■ **Task to carry out**
In the entries below, find every line with "avatar" and copy it.

■ **Records**
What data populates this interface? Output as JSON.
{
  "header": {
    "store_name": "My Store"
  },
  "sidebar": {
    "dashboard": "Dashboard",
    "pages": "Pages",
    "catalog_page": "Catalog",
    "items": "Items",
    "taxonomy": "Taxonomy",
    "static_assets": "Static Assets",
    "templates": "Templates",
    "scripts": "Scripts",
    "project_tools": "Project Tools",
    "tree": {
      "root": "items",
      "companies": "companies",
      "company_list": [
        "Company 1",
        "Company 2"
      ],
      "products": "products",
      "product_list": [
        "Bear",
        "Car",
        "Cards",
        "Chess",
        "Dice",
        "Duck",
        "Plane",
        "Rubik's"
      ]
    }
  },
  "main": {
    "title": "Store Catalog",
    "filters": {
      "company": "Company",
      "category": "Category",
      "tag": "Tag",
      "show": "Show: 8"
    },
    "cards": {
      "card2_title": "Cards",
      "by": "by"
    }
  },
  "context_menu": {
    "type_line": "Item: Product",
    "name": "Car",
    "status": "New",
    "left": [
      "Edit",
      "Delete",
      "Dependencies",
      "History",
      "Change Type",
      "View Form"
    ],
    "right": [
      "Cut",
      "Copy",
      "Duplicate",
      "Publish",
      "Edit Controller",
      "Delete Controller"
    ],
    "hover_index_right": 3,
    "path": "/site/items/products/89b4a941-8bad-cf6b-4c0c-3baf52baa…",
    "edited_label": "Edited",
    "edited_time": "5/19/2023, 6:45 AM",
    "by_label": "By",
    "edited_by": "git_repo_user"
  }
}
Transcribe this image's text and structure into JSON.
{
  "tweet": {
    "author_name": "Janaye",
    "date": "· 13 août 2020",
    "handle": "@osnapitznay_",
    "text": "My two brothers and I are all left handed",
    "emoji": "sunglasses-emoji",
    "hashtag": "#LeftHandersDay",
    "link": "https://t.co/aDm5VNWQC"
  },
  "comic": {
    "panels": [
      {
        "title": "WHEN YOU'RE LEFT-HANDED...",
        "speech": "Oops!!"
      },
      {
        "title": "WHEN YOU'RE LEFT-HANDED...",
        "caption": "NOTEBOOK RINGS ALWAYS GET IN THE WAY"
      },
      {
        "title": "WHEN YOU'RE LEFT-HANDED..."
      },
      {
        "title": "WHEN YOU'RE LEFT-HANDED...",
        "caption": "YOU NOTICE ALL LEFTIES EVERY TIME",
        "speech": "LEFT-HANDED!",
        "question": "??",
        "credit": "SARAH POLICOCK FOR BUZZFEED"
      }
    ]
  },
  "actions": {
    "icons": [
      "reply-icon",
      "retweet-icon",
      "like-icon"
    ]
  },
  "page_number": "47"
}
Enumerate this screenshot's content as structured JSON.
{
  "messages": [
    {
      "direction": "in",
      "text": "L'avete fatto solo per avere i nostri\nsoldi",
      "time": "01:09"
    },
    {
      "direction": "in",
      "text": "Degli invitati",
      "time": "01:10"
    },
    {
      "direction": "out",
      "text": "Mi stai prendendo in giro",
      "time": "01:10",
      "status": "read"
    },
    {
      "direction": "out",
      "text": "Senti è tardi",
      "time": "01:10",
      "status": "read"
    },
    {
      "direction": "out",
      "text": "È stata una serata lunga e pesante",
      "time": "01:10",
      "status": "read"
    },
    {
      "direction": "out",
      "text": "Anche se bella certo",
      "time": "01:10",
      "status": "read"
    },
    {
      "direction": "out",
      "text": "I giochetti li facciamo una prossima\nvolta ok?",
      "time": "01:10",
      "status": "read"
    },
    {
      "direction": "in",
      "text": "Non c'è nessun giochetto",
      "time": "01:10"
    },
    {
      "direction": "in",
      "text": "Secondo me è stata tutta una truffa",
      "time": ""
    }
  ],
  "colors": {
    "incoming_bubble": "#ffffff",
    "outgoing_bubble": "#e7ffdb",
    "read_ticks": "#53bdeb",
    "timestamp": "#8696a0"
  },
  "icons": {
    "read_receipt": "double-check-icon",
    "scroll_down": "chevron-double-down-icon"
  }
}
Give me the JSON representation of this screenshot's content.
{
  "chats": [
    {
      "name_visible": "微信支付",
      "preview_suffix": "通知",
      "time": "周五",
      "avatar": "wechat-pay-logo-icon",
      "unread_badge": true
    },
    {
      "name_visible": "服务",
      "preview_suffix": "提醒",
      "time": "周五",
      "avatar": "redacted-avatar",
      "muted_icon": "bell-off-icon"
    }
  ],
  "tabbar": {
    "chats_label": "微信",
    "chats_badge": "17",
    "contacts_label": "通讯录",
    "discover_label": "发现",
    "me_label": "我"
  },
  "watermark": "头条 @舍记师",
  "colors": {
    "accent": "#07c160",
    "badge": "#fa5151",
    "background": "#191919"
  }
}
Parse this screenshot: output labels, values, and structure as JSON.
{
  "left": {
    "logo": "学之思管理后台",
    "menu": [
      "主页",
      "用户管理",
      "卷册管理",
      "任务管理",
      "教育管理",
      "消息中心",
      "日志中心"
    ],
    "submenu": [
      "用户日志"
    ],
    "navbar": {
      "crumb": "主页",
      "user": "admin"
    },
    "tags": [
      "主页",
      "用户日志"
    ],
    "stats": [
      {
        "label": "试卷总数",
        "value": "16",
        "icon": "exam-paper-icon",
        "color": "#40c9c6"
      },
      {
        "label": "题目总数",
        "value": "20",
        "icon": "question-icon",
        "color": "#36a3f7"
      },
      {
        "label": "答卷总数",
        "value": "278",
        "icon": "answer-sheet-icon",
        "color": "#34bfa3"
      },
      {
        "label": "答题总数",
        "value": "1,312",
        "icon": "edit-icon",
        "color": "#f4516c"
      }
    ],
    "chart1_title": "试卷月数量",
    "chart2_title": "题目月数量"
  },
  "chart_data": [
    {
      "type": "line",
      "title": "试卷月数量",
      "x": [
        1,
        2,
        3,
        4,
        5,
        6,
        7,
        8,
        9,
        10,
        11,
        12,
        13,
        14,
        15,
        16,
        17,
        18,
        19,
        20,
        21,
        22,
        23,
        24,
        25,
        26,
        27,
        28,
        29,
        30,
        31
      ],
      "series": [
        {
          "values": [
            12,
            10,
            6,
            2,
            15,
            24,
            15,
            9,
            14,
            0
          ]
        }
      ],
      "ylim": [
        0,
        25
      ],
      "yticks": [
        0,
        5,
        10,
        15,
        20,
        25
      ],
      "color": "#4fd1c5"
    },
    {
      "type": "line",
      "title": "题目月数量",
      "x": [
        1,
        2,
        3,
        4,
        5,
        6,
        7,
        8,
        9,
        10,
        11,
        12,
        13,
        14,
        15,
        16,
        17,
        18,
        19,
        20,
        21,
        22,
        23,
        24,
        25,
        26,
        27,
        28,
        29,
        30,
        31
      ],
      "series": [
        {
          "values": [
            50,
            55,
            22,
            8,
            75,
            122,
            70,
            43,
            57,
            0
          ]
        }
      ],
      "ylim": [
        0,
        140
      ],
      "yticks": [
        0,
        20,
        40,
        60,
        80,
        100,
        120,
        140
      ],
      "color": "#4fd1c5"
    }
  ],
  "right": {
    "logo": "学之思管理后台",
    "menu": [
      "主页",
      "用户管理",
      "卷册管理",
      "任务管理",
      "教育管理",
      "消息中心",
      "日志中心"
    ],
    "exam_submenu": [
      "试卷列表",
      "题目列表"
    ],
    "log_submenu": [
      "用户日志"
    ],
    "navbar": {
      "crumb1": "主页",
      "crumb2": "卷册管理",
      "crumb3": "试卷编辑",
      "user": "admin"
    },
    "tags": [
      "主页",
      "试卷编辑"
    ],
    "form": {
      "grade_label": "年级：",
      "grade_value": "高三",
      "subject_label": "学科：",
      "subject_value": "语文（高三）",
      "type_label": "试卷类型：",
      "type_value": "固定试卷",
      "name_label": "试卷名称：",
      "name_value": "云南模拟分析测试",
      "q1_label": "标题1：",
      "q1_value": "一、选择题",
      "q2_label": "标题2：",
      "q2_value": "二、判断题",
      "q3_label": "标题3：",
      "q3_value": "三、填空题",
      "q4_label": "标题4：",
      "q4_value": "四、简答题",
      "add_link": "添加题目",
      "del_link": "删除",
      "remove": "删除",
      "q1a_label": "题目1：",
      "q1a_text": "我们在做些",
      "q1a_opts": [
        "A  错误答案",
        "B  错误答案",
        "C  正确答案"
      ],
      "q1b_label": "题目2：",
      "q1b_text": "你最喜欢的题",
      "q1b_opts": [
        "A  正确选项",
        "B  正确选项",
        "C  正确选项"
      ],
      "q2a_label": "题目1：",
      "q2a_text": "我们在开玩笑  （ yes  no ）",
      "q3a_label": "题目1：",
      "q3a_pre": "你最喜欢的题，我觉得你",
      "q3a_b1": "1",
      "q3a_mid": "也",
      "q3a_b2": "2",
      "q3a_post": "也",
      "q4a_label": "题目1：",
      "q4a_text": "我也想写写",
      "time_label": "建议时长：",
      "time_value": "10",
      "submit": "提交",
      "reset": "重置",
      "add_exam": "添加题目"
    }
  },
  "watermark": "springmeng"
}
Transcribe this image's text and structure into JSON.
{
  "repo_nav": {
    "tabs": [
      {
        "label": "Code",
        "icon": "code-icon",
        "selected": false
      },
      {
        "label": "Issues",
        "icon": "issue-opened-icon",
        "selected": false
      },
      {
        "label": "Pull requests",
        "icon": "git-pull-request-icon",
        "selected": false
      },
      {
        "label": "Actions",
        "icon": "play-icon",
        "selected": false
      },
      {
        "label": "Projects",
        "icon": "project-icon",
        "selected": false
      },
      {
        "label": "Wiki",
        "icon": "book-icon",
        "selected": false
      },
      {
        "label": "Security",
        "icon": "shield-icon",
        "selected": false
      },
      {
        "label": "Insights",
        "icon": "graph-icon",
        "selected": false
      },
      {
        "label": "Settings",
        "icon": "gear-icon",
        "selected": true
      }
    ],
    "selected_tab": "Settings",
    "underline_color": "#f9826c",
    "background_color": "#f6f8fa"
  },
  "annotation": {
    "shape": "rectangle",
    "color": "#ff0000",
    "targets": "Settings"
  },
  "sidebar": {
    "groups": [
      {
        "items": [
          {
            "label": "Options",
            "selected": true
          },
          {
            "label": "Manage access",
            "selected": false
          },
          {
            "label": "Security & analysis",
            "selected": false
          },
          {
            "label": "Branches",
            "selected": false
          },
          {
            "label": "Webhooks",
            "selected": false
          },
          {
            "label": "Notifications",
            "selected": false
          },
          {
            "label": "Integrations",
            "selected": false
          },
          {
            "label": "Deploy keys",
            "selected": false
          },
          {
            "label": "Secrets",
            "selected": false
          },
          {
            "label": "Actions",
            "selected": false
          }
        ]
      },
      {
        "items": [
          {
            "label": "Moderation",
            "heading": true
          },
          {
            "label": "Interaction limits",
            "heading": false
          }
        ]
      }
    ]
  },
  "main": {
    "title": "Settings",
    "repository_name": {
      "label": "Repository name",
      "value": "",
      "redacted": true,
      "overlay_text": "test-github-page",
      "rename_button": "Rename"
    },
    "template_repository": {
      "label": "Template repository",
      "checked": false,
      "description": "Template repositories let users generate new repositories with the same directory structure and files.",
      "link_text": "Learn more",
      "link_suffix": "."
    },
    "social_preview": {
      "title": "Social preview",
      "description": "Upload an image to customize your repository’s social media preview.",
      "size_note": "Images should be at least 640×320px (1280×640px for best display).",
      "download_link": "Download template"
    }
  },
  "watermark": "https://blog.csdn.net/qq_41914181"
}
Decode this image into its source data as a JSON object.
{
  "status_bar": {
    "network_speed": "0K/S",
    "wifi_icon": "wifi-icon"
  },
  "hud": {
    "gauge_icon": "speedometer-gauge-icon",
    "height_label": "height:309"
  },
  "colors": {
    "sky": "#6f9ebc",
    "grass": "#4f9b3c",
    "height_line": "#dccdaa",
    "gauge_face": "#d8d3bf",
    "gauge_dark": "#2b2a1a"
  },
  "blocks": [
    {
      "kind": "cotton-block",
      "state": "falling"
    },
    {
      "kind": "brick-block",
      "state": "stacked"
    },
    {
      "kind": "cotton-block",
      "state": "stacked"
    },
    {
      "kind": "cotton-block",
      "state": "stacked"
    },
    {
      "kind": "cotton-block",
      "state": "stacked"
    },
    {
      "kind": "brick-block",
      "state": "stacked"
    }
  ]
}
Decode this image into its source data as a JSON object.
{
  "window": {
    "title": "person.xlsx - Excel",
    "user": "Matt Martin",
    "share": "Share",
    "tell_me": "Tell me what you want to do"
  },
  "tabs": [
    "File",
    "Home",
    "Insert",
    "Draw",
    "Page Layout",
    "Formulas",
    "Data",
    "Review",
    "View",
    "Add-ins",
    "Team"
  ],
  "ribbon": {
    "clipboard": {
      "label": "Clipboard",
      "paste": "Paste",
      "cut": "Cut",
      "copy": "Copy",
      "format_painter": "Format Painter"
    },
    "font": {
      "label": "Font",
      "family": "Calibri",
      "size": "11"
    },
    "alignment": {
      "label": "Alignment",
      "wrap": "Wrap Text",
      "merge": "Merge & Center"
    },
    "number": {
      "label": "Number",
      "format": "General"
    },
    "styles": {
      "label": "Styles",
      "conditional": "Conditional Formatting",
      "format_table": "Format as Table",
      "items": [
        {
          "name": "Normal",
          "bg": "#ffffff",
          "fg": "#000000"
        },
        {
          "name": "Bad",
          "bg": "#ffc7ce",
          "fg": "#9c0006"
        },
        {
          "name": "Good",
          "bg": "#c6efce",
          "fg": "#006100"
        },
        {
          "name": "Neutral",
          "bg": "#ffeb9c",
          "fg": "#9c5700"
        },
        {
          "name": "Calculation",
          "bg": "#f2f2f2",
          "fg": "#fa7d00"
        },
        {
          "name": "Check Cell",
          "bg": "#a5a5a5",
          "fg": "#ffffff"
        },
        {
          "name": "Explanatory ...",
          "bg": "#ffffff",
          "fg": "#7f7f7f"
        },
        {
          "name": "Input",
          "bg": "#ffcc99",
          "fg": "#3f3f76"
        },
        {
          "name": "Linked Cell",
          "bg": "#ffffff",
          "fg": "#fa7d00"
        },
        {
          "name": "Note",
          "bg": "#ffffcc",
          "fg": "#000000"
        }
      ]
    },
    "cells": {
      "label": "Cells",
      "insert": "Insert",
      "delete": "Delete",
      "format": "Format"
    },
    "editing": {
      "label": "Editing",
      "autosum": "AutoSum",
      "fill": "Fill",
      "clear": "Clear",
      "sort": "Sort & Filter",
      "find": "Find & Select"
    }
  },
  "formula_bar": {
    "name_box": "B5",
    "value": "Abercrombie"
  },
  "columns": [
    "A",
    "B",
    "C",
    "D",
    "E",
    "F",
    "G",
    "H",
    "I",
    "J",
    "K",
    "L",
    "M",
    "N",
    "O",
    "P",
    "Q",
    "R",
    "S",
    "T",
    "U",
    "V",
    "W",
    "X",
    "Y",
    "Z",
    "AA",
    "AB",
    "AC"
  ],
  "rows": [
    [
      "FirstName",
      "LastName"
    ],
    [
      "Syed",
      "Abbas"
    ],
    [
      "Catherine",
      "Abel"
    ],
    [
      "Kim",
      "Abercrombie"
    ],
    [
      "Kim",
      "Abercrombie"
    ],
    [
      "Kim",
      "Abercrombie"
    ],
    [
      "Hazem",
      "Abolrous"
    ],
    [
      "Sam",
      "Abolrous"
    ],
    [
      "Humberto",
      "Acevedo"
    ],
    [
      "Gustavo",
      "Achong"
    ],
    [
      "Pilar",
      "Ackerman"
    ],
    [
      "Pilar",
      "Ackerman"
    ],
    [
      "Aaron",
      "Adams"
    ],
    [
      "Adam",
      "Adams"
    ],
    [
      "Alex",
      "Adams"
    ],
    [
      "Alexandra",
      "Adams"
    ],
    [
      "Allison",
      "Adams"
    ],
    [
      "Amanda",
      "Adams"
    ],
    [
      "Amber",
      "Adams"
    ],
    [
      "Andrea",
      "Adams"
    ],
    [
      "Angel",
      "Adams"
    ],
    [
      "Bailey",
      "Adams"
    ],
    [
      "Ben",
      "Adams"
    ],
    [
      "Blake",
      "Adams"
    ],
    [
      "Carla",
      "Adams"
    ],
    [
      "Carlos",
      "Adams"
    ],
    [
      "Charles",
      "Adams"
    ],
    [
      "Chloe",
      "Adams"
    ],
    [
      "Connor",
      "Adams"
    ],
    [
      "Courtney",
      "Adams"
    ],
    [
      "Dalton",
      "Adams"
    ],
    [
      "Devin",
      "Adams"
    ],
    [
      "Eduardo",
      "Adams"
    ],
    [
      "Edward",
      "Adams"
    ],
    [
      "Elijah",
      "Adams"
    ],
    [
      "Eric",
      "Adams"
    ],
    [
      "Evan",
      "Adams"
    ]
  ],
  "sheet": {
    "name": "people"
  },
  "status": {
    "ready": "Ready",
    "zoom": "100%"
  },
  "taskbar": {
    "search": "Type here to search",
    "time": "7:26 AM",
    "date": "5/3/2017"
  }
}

■ **Response**
      "avatar": "wechat-pay-logo-icon",
      "avatar": "redacted-avatar",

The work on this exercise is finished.